_TASK TO CARRY OUT_. Below are records; work out how many of their lines contain "title" and give only that number.

_DATA FOR THE TASK_.
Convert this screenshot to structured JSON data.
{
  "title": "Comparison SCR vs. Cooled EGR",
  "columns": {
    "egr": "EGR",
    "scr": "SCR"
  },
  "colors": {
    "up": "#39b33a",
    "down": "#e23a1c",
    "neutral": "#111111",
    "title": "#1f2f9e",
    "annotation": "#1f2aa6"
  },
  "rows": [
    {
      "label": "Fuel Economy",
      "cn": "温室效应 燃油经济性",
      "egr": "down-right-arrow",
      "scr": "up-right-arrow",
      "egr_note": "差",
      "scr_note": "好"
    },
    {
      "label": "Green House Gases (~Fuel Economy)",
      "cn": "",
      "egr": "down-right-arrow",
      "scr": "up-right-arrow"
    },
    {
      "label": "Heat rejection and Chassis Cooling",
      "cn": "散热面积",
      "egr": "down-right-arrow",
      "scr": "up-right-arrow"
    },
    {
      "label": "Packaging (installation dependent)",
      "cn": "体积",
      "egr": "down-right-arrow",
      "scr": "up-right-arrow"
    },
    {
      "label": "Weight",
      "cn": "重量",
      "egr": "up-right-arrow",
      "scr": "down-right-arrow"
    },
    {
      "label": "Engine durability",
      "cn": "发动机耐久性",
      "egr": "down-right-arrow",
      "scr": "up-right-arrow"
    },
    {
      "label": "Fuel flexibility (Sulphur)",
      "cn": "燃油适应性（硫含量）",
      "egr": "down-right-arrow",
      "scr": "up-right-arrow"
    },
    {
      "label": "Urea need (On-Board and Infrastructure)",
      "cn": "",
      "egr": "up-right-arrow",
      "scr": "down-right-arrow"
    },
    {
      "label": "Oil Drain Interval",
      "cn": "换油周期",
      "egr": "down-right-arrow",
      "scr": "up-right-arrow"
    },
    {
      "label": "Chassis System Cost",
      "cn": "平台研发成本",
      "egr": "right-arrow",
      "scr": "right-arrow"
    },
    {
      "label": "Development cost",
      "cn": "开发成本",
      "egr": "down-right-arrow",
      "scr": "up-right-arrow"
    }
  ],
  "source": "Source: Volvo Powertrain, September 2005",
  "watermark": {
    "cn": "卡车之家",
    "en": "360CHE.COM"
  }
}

_EXERCISE SOLUTION_. 2